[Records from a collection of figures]
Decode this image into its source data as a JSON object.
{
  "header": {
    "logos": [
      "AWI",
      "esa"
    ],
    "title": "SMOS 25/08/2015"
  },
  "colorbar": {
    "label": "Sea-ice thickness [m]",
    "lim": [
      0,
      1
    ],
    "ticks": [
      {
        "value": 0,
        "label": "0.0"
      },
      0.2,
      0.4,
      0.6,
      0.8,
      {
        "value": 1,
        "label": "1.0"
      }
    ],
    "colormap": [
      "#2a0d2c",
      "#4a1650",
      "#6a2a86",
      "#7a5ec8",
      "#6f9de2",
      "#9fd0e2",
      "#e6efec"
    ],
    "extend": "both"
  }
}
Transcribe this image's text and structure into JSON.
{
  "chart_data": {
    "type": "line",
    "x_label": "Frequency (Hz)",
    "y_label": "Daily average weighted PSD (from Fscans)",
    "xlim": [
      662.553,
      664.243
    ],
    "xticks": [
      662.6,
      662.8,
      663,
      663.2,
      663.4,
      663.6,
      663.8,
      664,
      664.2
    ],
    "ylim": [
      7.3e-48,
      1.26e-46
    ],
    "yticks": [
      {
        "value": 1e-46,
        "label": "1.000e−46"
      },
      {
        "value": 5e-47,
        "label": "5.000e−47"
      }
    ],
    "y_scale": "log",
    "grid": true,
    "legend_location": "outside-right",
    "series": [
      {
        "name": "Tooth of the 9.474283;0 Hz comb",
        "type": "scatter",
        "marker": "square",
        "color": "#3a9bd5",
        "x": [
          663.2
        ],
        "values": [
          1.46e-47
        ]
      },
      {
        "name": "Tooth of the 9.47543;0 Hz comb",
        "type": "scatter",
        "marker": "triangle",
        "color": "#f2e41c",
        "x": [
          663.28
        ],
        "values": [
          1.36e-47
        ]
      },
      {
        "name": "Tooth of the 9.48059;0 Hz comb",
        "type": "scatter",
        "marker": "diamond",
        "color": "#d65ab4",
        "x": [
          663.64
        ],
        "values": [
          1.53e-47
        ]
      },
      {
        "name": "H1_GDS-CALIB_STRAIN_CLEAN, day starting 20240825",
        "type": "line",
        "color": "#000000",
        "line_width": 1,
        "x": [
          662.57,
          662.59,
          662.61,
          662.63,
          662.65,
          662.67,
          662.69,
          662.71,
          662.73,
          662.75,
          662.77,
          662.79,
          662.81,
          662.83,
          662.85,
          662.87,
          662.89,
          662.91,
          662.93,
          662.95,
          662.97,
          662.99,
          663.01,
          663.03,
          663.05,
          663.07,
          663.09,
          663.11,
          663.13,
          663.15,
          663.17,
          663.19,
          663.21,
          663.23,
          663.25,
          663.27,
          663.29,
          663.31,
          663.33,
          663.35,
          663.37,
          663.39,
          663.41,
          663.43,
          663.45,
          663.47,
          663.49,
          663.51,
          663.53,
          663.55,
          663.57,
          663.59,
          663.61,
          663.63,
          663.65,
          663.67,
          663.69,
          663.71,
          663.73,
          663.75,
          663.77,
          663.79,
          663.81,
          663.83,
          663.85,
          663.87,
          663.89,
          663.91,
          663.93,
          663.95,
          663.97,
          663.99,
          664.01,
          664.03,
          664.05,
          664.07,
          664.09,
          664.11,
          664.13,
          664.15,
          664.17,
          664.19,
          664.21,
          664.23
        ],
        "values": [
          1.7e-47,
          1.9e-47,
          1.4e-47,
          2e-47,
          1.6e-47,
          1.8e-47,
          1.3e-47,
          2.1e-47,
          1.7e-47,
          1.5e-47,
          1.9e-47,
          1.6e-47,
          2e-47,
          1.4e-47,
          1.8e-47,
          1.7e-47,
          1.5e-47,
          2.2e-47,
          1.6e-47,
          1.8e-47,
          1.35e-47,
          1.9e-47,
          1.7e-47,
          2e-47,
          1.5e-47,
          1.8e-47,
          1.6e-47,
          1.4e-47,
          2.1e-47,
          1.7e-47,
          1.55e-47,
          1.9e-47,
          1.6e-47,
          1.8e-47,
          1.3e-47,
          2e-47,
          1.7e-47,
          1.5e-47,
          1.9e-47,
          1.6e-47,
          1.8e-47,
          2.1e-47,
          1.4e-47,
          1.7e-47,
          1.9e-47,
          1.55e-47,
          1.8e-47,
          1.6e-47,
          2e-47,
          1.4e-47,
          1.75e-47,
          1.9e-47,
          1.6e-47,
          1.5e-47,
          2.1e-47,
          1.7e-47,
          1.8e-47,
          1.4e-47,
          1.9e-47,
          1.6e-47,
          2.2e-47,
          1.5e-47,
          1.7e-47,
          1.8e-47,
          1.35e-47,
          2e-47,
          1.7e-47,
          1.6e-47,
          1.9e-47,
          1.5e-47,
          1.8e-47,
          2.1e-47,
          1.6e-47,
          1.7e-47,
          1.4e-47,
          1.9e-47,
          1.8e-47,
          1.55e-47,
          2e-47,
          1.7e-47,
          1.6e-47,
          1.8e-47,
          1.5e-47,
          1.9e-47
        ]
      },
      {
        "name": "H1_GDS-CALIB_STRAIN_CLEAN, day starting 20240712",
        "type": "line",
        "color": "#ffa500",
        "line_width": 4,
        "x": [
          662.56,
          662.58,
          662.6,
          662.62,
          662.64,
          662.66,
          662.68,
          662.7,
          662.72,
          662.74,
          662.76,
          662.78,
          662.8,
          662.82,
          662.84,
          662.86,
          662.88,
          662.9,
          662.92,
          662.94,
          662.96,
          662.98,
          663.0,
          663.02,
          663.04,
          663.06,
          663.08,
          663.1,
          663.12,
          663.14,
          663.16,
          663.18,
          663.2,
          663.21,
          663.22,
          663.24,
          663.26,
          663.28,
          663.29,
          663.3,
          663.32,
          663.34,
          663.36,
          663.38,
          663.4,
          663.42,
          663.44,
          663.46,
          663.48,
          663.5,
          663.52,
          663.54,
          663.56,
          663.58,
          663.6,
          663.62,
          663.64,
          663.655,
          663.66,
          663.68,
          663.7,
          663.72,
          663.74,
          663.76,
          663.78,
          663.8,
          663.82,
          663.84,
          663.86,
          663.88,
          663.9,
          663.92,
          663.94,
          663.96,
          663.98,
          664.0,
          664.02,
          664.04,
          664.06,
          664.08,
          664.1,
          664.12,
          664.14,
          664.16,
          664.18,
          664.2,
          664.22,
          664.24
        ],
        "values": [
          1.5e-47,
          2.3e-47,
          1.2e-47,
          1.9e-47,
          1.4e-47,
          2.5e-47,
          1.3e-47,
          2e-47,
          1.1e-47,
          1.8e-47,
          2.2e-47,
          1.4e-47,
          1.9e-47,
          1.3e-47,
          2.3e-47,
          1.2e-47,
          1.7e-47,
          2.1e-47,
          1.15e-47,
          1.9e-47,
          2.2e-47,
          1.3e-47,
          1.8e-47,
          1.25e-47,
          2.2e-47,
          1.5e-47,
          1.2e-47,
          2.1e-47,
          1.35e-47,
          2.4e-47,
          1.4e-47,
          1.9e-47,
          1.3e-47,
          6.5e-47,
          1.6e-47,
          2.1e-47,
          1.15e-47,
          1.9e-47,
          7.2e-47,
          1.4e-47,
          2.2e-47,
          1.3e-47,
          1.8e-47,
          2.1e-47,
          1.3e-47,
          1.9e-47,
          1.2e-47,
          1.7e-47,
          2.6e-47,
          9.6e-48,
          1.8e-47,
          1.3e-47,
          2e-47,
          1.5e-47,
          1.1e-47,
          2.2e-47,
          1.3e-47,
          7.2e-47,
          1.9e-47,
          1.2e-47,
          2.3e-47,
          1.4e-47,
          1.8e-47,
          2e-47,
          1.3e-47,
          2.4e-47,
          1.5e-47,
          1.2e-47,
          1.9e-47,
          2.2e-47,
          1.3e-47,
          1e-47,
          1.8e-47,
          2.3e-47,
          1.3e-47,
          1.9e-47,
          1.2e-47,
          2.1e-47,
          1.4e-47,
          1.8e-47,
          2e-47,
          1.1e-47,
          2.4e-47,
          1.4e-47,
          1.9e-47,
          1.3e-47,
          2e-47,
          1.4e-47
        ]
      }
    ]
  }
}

* **What this task involves**
Copy out every line from the records that has the word "JSON".

* **Complete output**
Decode this image into its source data as a JSON object.
Transcribe this image's text and structure into JSON.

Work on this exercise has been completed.